## [What to produce]
Using the data below, gather each line that includes the word "ELISA".

## [Data supplied]
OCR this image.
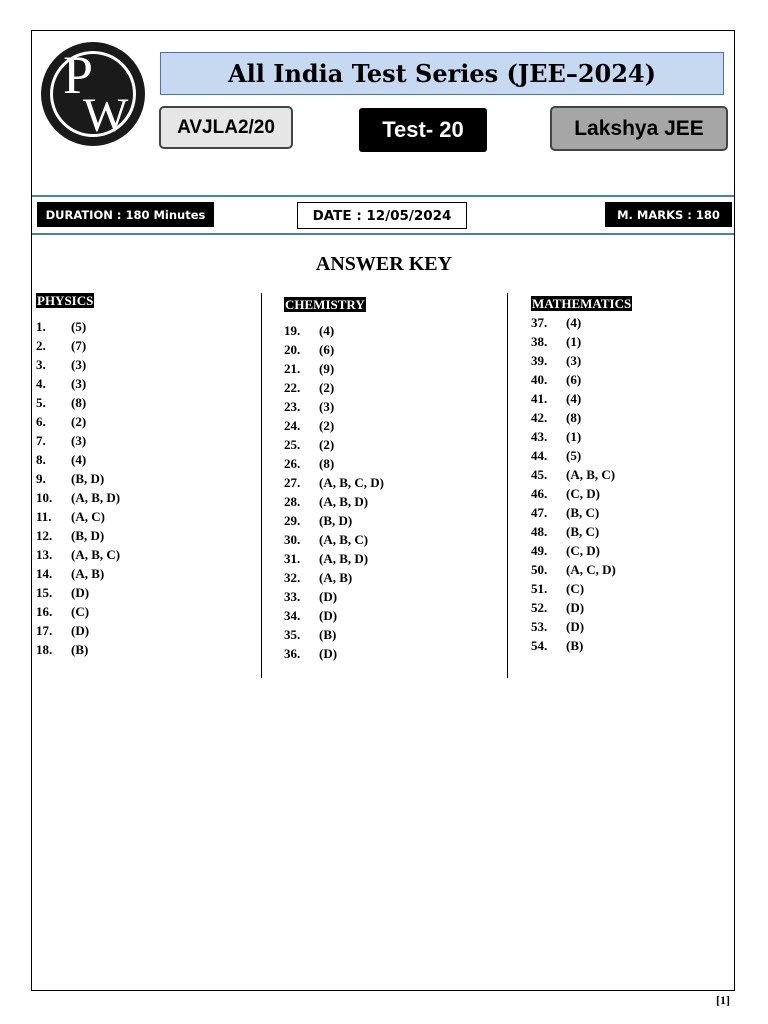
P
W
All India Test Series (JEE–2024)
AVJLA2/20	Test- 20	Lakshya JEE
DURATION : 180 Minutes	DATE : 12/05/2024	M. MARKS : 180
ANSWER KEY
PHYSICS
1. (5)
2. (7)
3. (3)
4. (3)
5. (8)
6. (2)
7. (3)
8. (4)
9. (B, D)
10. (A, B, D)
11. (A, C)
12. (B, D)
13. (A, B, C)
14. (A, B)
15. (D)
16. (C)
17. (D)
18. (B)
CHEMISTRY
19. (4)
20. (6)
21. (9)
22. (2)
23. (3)
24. (2)
25. (2)
26. (8)
27. (A, B, C, D)
28. (A, B, D)
29. (B, D)
30. (A, B, C)
31. (A, B, D)
32. (A, B)
33. (D)
34. (D)
35. (B)
36. (D)
MATHEMATICS
37. (4)
38. (1)
39. (3)
40. (6)
41. (4)
42. (8)
43. (1)
44. (5)
45. (A, B, C)
46. (C, D)
47. (B, C)
48. (B, C)
49. (C, D)
50. (A, C, D)
51. (C)
52. (D)
53. (D)
54. (B)
[1]
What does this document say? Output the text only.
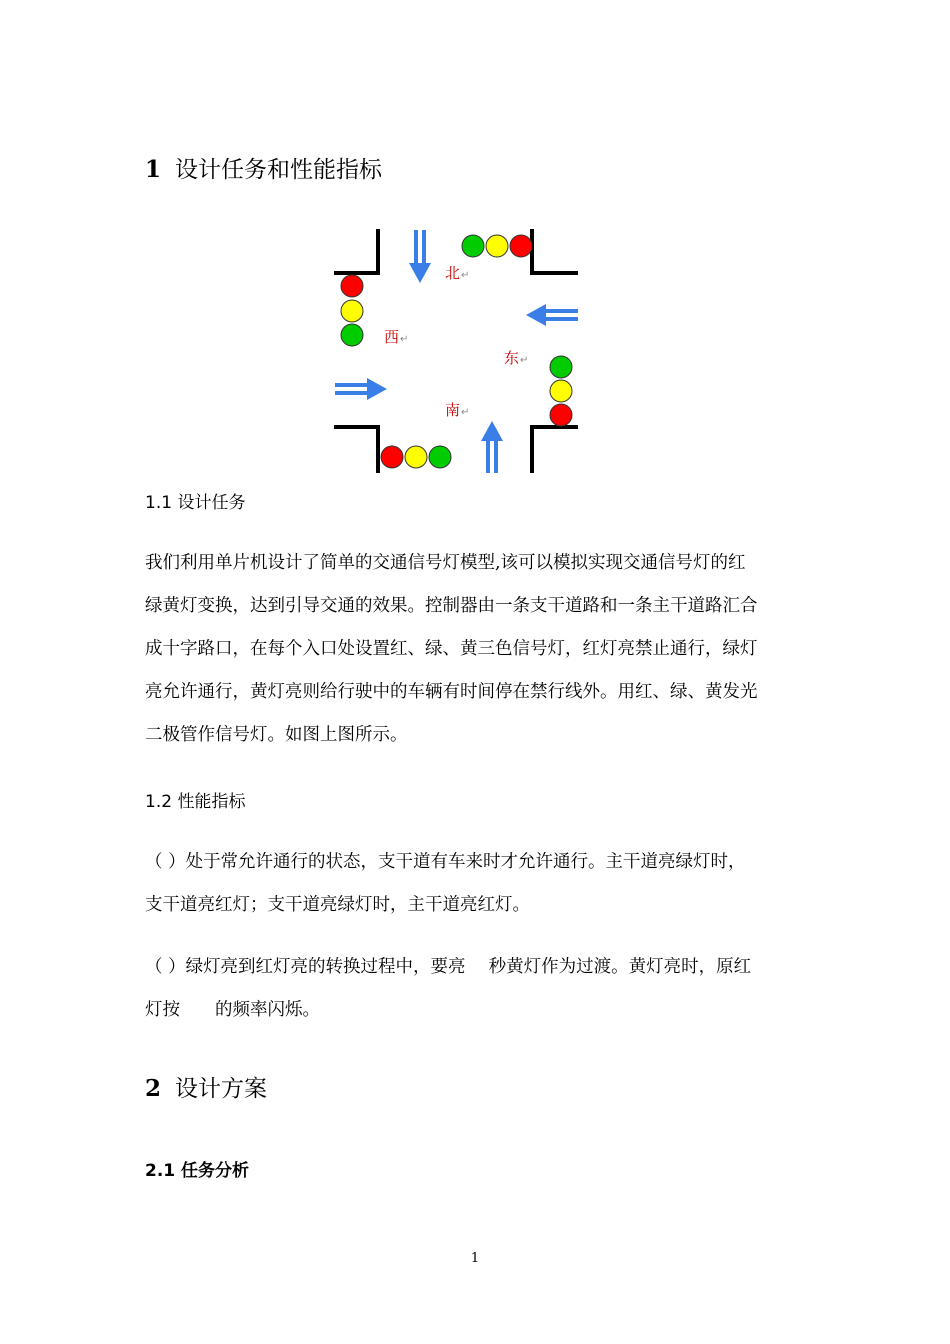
1 设计任务和性能指标
北
西
东
南
↵
↵
↵
↵
1.1 设计任务
我们利用单片机设计了简单的交通信号灯模型,该可以模拟实现交通信号灯的红
绿黄灯变换，达到引导交通的效果。控制器由一条支干道路和一条主干道路汇合
成十字路口，在每个入口处设置红、绿、黄三色信号灯，红灯亮禁止通行，绿灯
亮允许通行，黄灯亮则给行驶中的车辆有时间停在禁行线外。用红、绿、黄发光
二极管作信号灯。如图上图所示。
1.2 性能指标
（ ）处于常允许通行的状态，支干道有车来时才允许通行。主干道亮绿灯时，
支干道亮红灯；支干道亮绿灯时，主干道亮红灯。
（ ）绿灯亮到红灯亮的转换过程中，要亮　 秒黄灯作为过渡。黄灯亮时，原红
灯按　　的频率闪烁。
2 设计方案
2.1 任务分析
1
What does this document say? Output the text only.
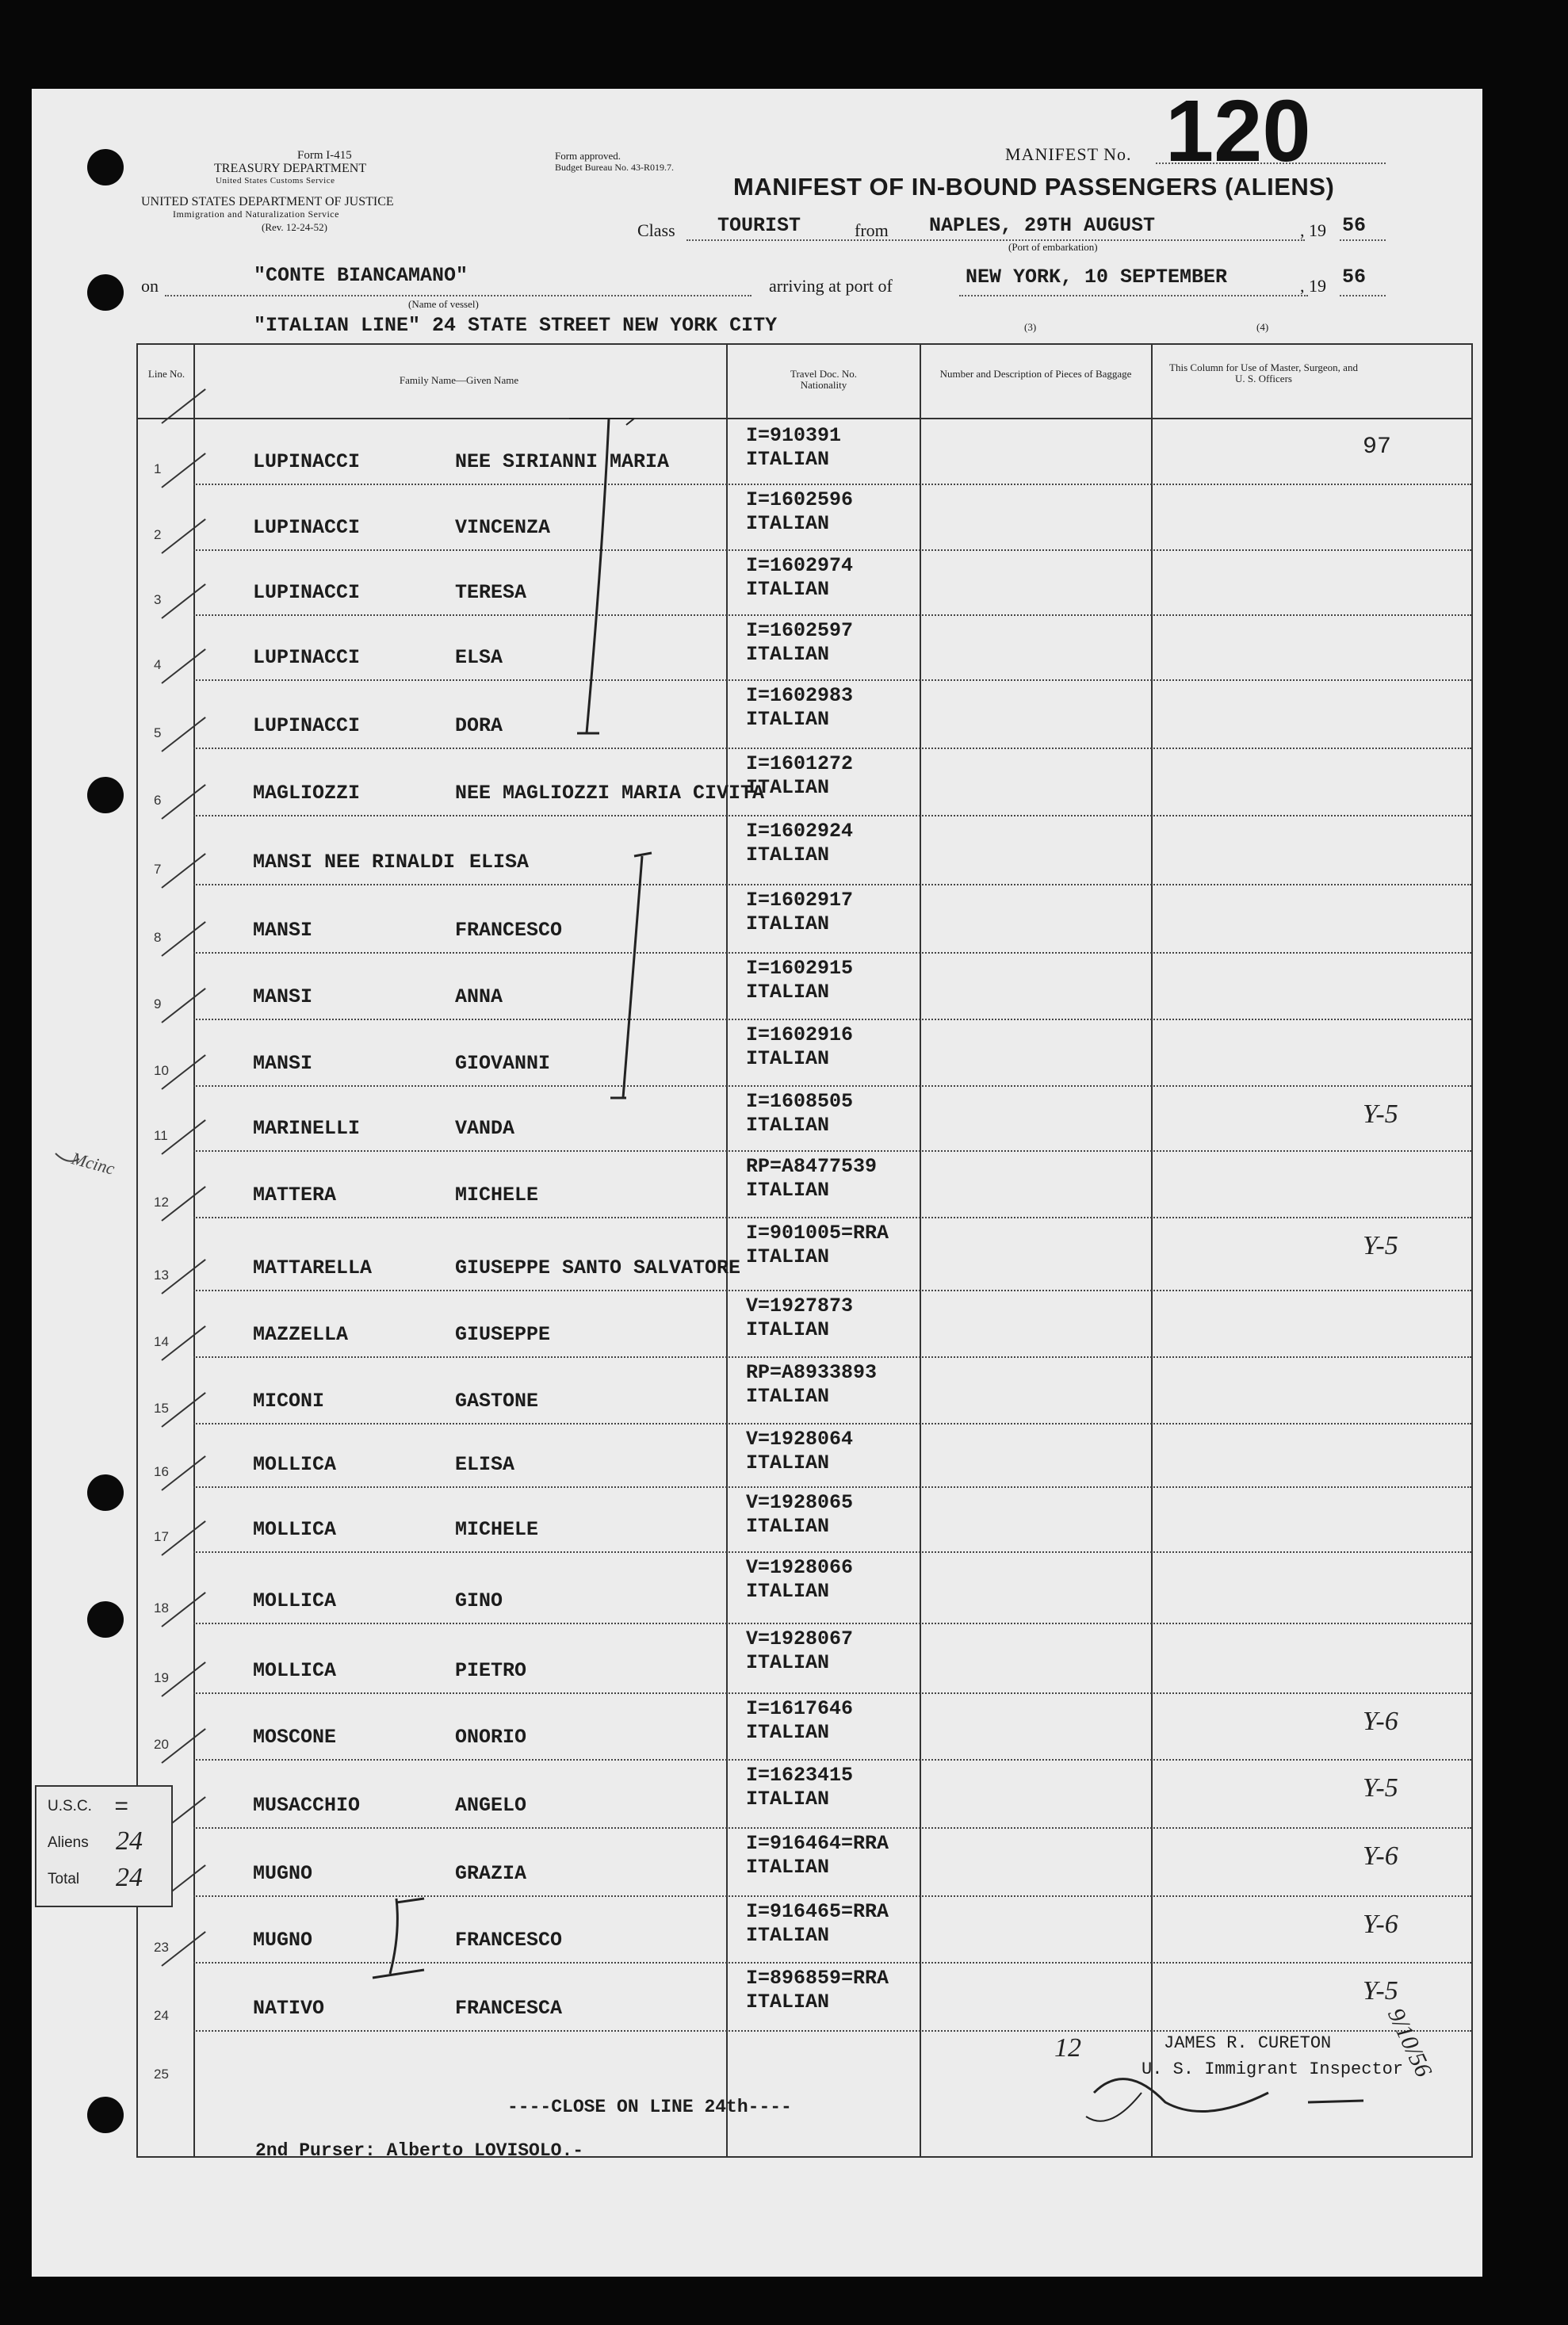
Form I-415
TREASURY DEPARTMENT
United States Customs Service
UNITED STATES DEPARTMENT OF JUSTICE
Immigration and Naturalization Service
(Rev. 12-24-52)
Form approved.
Budget Bureau No. 43-R019.7.
MANIFEST No. 120
MANIFEST OF IN-BOUND PASSENGERS (ALIENS)
Class TOURIST	from NAPLES, 29TH AUGUST
(Port of embarkation)
, 19 56
on	"CONTE BIANCAMANO"
(Name of vessel)
arriving at port of	NEW YORK, 10 SEPTEMBER	, 19 56
"ITALIAN LINE" 24 STATE STREET NEW YORK CITY	(3)	(4)
Line No.
Family Name—Given Name
Travel Doc. No. Nationality
Number and Description of Pieces of Baggage
This Column for Use of Master, Surgeon, and U. S. Officers
1	LUPINACCI	NEE SIRIANNI MARIA
I=910391
ITALIAN	97
2	LUPINACCI	VINCENZA
I=1602596
ITALIAN
3	LUPINACCI	TERESA
I=1602974
ITALIAN
4	LUPINACCI	ELSA
I=1602597
ITALIAN
5	LUPINACCI	DORA
I=1602983
ITALIAN
6	MAGLIOZZI	NEE MAGLIOZZI MARIA CIVITA
I=1601272
ITALIAN
7	MANSI NEE RINALDI ELISA
I=1602924
ITALIAN
8	MANSI	FRANCESCO
I=1602917
ITALIAN
9	MANSI	ANNA
I=1602915
ITALIAN
10	MANSI	GIOVANNI
I=1602916
ITALIAN
11	MARINELLI	VANDA
I=1608505
ITALIAN	Y-5
12	MATTERA	MICHELE
RP=A8477539
ITALIAN
13	MATTARELLA	GIUSEPPE SANTO SALVATORE
I=901005=RRA
ITALIAN	Y-5
14	MAZZELLA	GIUSEPPE
V=1927873
ITALIAN
15	MICONI	GASTONE
RP=A8933893
ITALIAN
16	MOLLICA	ELISA
V=1928064
ITALIAN
17	MOLLICA	MICHELE
V=1928065
ITALIAN
18	MOLLICA	GINO
V=1928066
ITALIAN
19	MOLLICA	PIETRO
V=1928067
ITALIAN
20	MOSCONE	ONORIO
I=1617646
ITALIAN	Y-6
MUSACCHIO	ANGELO
I=1623415
ITALIAN	Y-5
MUGNO	GRAZIA
I=916464=RRA
ITALIAN	Y-6
23	MUGNO	FRANCESCO
I=916465=RRA
ITALIAN	Y-6
24	NATIVO	FRANCESCA
I=896859=RRA
ITALIAN	Y-5
25
----CLOSE ON LINE 24th----
Mcinc
JAMES R. CURETON
U. S. Immigrant Inspector
9/10/56
12
2nd Purser: Alberto LOVISOLO.-
U.S.C. =
Aliens 24
Total 24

## [Full answer]
7	MANSI NEE RINALDI ELISA
16	MOLLICA	ELISA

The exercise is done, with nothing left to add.